Pick out every line holding the string "paint" and copy it.

========================================

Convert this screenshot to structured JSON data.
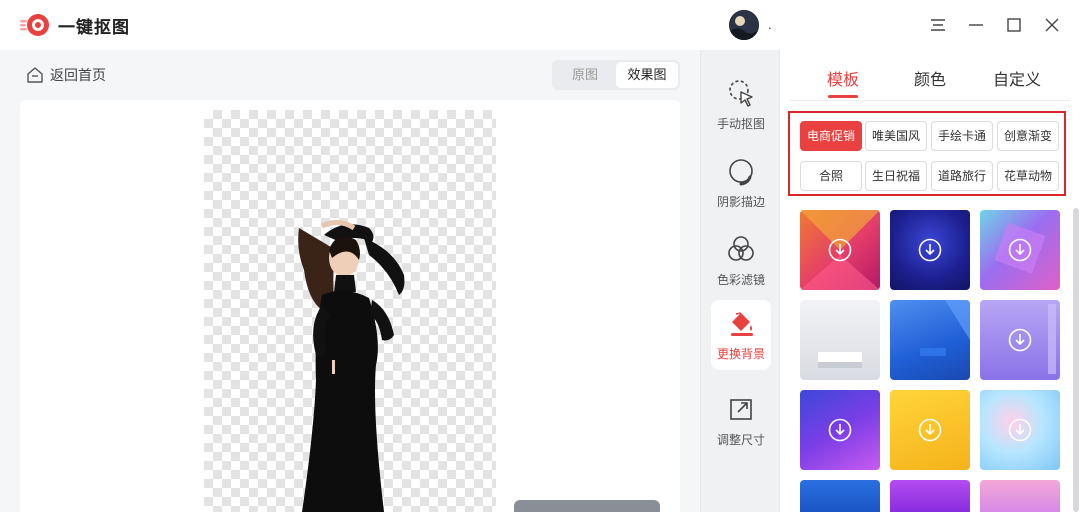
{
  "app": {
    "title": "一键抠图",
    "username": "."
  },
  "canvas": {
    "back_label": "返回首页",
    "view_tabs": {
      "original": "原图",
      "result": "效果图"
    }
  },
  "tools": [
    {
      "label": "手动抠图",
      "icon": "cursor-lasso-icon"
    },
    {
      "label": "阴影描边",
      "icon": "shadow-stroke-icon"
    },
    {
      "label": "色彩滤镜",
      "icon": "color-filter-icon"
    },
    {
      "label": "更换背景",
      "icon": "paint-bucket-icon",
      "active": true
    },
    {
      "label": "调整尺寸",
      "icon": "resize-icon"
    }
  ],
  "panel": {
    "tabs": [
      "模板",
      "颜色",
      "自定义"
    ],
    "active_tab": "模板",
    "categories": [
      "电商促销",
      "唯美国风",
      "手绘卡通",
      "创意渐变",
      "合照",
      "生日祝福",
      "道路旅行",
      "花草动物"
    ],
    "active_category": "电商促销"
  },
  "colors": {
    "accent": "#e8413f",
    "highlight_border": "#d9262b"
  }
}
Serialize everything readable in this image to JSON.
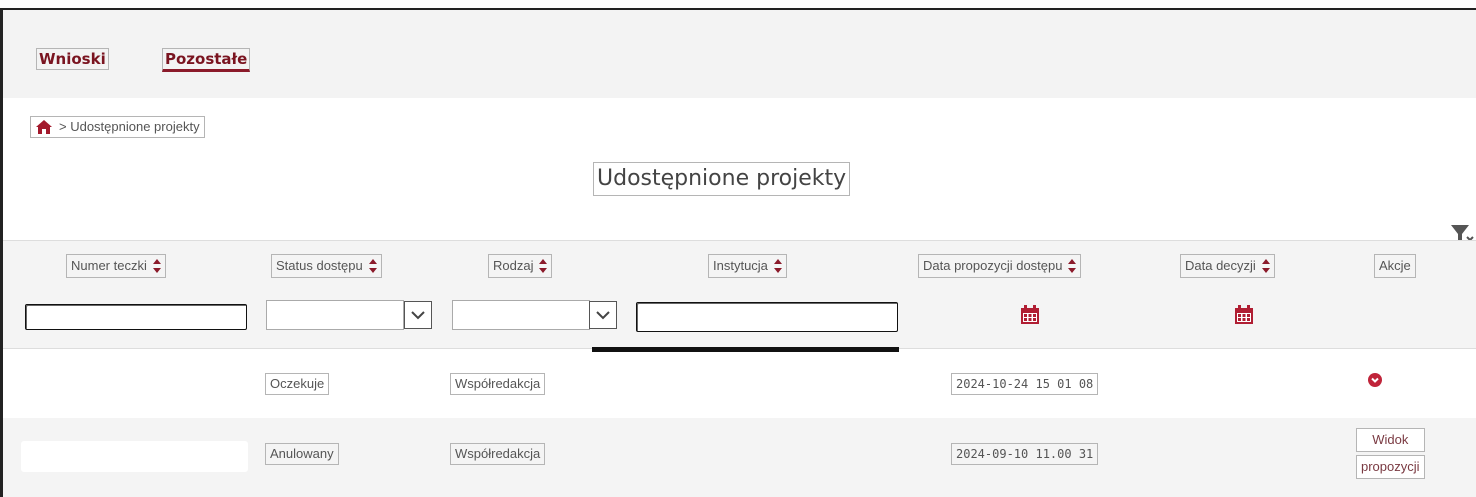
{
  "nav": {
    "items": [
      {
        "label": "Wnioski",
        "active": false
      },
      {
        "label": "Pozostałe",
        "active": true
      }
    ]
  },
  "breadcrumb": {
    "icon": "home-icon",
    "text": "> Udostępnione projekty"
  },
  "page": {
    "title": "Udostępnione projekty",
    "filter_clear_icon": "filter-clear-icon"
  },
  "table": {
    "columns": [
      "Numer teczki",
      "Status dostępu",
      "Rodzaj",
      "Instytucja",
      "Data propozycji dostępu",
      "Data decyzji",
      "Akcje"
    ],
    "filters": {
      "numer_teczki": "",
      "status_dostepu": "",
      "rodzaj": "",
      "instytucja": ""
    },
    "rows": [
      {
        "numer_teczki": "",
        "status": "Oczekuje",
        "rodzaj": "Współredakcja",
        "instytucja": "",
        "data_propozycji": "2024-10-24 15 01 08",
        "data_decyzji": "",
        "akcja_icon": "chevron-circle-down-icon"
      },
      {
        "numer_teczki": "",
        "status": "Anulowany",
        "rodzaj": "Współredakcja",
        "instytucja": "",
        "data_propozycji": "2024-09-10 11.00 31",
        "data_decyzji": "",
        "akcja_line1": "Widok",
        "akcja_line2": "propozycji"
      }
    ]
  },
  "colors": {
    "accent": "#8b1a2a",
    "header_bg": "#f4f4f4",
    "topbar_bg": "#f3f3f3"
  }
}
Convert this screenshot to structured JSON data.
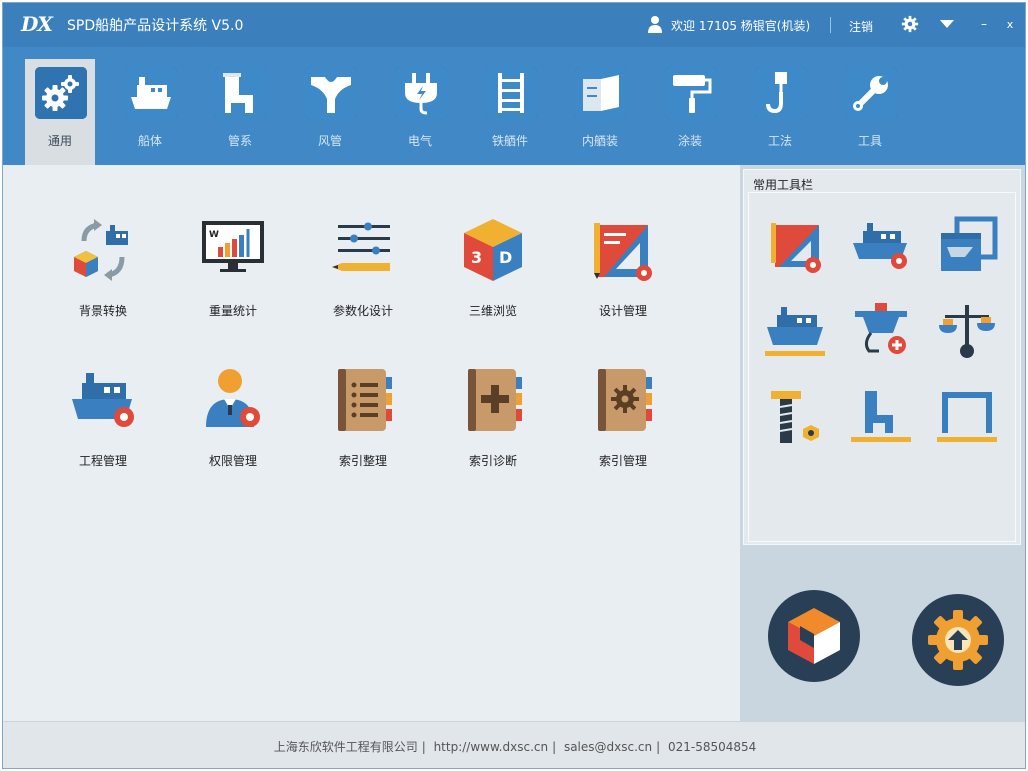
{
  "titlebar": {
    "logo": "DX",
    "title": "SPD船舶产品设计系统 V5.0",
    "welcome": "欢迎 17105 杨银官(机装)",
    "logout": "注销",
    "minimize": "–",
    "close": "x"
  },
  "ribbon": {
    "items": [
      {
        "label": "通用",
        "icon": "gears-icon",
        "active": true
      },
      {
        "label": "船体",
        "icon": "ship-hull-icon"
      },
      {
        "label": "管系",
        "icon": "pipe-icon"
      },
      {
        "label": "风管",
        "icon": "duct-icon"
      },
      {
        "label": "电气",
        "icon": "plug-icon"
      },
      {
        "label": "铁舾件",
        "icon": "ladder-icon"
      },
      {
        "label": "内舾装",
        "icon": "interior-icon"
      },
      {
        "label": "涂装",
        "icon": "paint-roller-icon"
      },
      {
        "label": "工法",
        "icon": "crane-hook-icon"
      },
      {
        "label": "工具",
        "icon": "wrench-icon"
      }
    ]
  },
  "main": {
    "tools": [
      {
        "label": "背景转换",
        "icon": "background-convert-icon"
      },
      {
        "label": "重量统计",
        "icon": "weight-statistics-icon"
      },
      {
        "label": "参数化设计",
        "icon": "parametric-design-icon"
      },
      {
        "label": "三维浏览",
        "icon": "3d-browse-icon"
      },
      {
        "label": "设计管理",
        "icon": "design-management-icon"
      },
      {
        "label": "工程管理",
        "icon": "project-management-icon"
      },
      {
        "label": "权限管理",
        "icon": "permission-management-icon"
      },
      {
        "label": "索引整理",
        "icon": "index-organize-icon"
      },
      {
        "label": "索引诊断",
        "icon": "index-diagnose-icon"
      },
      {
        "label": "索引管理",
        "icon": "index-management-icon"
      }
    ]
  },
  "favorites": {
    "title": "常用工具栏",
    "items": [
      "design-settings-icon",
      "ship-settings-icon",
      "window-tool-icon",
      "ship-ruler-icon",
      "electric-settings-icon",
      "balance-icon",
      "bolt-nut-icon",
      "pipe-ruler-icon",
      "frame-ruler-icon"
    ]
  },
  "round_buttons": [
    "cube-icon",
    "gear-upload-icon"
  ],
  "footer": {
    "company": "上海东欣软件工程有限公司",
    "url": "http://www.dxsc.cn",
    "email": "sales@dxsc.cn",
    "phone": "021-58504854"
  },
  "colors": {
    "titlebar": "#3b80bd",
    "ribbon": "#4088c6",
    "main_bg": "#e9eef3",
    "panel_bg": "#c9d5df",
    "round_button": "#293f55"
  }
}
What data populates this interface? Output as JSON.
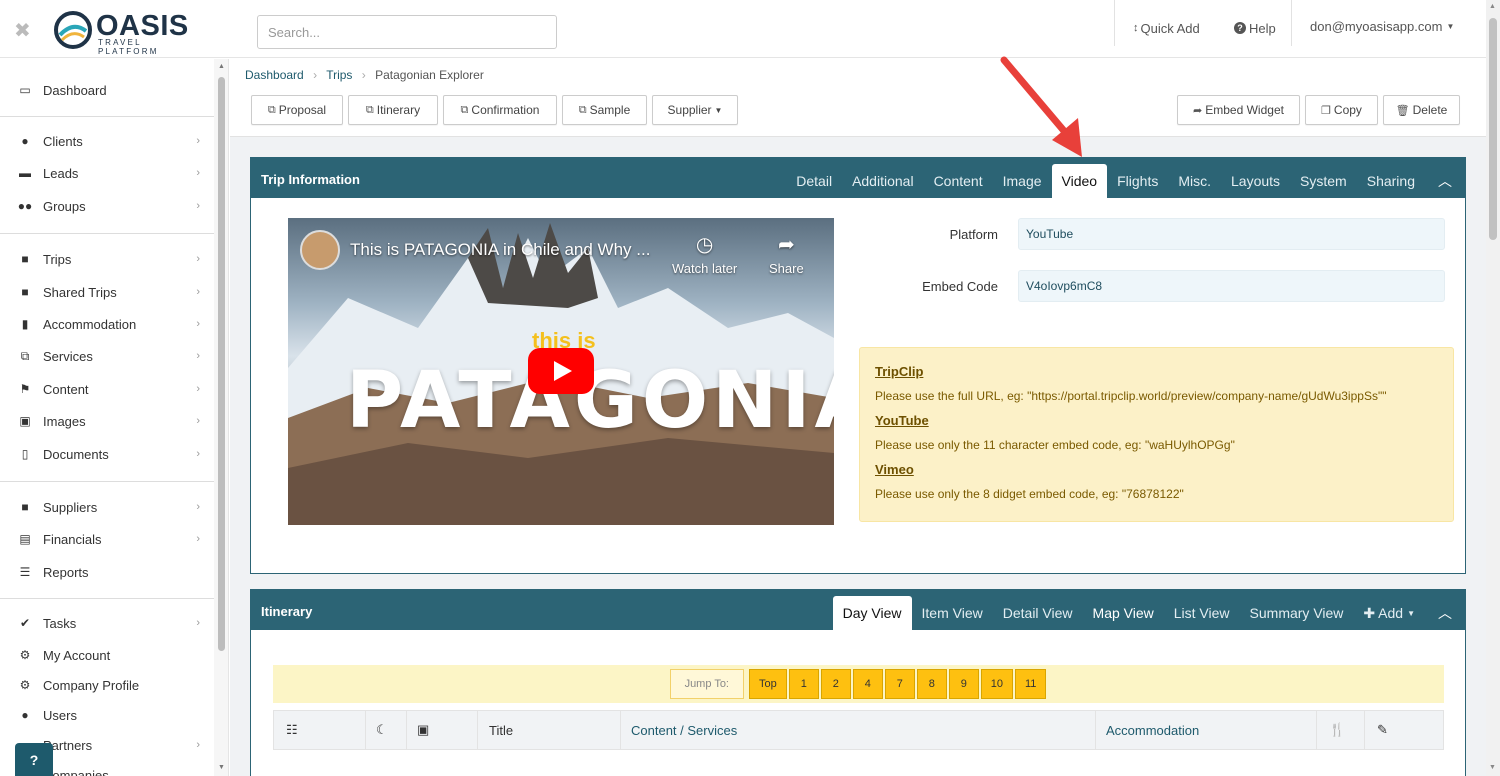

========================================

(WRITTEN RESPONSE)
      "icon": "paint-bucket-icon",
        "icon": "paint-roller-icon"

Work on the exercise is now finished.